Exercise task: Say how many lines contain the word "математика" and give no other text.

+++++

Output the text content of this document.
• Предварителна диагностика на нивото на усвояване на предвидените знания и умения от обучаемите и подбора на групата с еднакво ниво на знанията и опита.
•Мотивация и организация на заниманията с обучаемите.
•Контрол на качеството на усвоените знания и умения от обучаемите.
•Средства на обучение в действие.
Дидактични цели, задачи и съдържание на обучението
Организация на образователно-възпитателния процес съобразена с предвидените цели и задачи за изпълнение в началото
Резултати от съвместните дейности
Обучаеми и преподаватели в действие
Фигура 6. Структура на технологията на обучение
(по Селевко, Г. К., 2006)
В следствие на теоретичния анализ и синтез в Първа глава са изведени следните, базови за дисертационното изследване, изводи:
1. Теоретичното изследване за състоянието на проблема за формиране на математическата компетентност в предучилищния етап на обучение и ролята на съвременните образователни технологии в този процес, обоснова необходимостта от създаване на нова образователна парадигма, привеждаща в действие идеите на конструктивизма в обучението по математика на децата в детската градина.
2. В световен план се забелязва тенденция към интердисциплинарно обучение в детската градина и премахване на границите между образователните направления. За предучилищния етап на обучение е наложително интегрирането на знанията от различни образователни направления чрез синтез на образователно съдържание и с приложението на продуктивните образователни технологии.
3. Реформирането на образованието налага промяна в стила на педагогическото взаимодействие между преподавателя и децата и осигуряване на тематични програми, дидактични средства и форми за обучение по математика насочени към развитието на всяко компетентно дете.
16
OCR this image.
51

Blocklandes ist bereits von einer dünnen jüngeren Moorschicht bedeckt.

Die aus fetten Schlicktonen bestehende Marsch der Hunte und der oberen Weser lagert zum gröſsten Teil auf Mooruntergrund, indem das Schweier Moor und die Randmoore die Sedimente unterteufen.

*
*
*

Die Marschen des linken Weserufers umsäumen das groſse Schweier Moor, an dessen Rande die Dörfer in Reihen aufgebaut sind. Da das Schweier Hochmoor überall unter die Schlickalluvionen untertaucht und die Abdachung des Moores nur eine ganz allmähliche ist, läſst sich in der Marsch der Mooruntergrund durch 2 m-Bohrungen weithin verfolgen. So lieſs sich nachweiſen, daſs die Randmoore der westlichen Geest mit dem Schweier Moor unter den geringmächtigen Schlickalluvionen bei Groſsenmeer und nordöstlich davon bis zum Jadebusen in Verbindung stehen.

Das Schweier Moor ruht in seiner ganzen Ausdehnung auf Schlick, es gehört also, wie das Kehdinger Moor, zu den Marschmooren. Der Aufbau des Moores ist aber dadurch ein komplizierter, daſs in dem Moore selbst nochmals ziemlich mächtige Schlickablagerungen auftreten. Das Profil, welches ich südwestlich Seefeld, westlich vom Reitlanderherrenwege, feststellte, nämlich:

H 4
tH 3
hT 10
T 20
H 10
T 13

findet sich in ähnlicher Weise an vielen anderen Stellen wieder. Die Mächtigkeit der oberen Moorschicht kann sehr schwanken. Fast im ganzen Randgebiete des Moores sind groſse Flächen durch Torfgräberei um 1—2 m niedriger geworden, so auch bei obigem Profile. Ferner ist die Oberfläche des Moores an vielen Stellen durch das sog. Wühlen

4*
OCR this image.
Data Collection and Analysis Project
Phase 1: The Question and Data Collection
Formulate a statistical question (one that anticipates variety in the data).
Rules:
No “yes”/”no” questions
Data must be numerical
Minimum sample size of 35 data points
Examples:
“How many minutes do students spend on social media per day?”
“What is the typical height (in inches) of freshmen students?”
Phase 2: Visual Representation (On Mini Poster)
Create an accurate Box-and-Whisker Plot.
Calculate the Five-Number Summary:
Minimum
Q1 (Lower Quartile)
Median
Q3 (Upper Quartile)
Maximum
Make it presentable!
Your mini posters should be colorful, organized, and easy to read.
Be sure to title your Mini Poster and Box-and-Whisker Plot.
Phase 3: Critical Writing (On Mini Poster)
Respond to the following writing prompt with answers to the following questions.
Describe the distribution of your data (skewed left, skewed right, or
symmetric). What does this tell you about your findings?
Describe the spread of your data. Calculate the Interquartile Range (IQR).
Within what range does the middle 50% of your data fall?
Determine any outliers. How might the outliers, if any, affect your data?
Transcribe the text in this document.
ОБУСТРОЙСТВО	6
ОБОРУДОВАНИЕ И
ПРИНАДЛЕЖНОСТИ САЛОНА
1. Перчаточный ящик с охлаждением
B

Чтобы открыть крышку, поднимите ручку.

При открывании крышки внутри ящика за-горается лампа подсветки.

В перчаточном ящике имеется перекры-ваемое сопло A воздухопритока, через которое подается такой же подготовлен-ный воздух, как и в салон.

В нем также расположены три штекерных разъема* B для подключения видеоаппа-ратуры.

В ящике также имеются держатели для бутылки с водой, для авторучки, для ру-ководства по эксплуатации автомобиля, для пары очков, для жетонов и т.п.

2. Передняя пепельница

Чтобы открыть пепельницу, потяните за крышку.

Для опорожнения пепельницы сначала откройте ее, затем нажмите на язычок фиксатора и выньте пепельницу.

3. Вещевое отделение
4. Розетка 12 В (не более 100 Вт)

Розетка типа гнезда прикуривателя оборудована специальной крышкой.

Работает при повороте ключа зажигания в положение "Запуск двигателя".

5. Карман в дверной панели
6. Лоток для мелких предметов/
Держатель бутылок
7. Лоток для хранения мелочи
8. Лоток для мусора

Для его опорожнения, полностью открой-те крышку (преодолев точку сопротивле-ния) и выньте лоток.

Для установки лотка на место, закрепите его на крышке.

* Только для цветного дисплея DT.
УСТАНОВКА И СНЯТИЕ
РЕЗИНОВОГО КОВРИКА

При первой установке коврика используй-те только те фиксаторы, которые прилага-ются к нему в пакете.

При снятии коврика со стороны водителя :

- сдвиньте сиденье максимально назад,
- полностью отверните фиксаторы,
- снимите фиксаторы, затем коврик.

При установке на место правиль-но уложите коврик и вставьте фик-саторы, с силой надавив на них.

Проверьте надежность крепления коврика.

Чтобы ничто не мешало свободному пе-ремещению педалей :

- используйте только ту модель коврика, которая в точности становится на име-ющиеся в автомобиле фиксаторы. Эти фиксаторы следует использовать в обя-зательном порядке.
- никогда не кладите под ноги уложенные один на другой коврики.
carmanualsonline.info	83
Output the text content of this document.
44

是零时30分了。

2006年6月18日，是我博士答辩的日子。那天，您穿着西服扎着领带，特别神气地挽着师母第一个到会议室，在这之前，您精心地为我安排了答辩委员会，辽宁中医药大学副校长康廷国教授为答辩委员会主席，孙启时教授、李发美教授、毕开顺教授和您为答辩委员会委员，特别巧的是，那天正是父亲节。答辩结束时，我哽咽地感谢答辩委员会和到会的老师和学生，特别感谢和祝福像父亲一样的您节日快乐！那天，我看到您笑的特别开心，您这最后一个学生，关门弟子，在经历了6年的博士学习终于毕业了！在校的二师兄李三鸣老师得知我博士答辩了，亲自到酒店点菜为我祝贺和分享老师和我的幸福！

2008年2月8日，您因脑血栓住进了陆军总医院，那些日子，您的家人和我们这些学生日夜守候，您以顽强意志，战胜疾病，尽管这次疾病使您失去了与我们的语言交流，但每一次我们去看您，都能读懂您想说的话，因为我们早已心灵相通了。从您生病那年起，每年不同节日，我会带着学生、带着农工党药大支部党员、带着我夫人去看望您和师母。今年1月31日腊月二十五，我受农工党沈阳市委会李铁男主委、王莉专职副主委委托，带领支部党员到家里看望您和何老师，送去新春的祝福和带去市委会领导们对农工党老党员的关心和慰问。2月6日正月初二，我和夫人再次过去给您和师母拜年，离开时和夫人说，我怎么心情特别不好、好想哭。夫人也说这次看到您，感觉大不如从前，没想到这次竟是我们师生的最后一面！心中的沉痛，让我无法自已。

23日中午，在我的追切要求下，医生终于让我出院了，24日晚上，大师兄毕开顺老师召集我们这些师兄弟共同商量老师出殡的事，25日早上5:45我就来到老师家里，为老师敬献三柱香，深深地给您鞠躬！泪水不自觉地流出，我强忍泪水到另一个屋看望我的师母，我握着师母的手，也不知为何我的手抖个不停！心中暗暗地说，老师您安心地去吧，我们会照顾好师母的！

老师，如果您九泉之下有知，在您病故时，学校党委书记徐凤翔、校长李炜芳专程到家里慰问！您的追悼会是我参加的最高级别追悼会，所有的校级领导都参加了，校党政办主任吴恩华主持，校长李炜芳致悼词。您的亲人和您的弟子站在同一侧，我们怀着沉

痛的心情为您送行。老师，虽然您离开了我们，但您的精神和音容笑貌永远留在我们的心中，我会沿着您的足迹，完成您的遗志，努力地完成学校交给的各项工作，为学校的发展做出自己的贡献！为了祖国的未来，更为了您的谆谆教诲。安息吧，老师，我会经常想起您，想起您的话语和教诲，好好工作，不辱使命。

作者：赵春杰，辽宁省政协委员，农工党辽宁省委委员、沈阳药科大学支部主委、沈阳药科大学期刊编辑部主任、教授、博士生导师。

+++++

Written reply: 2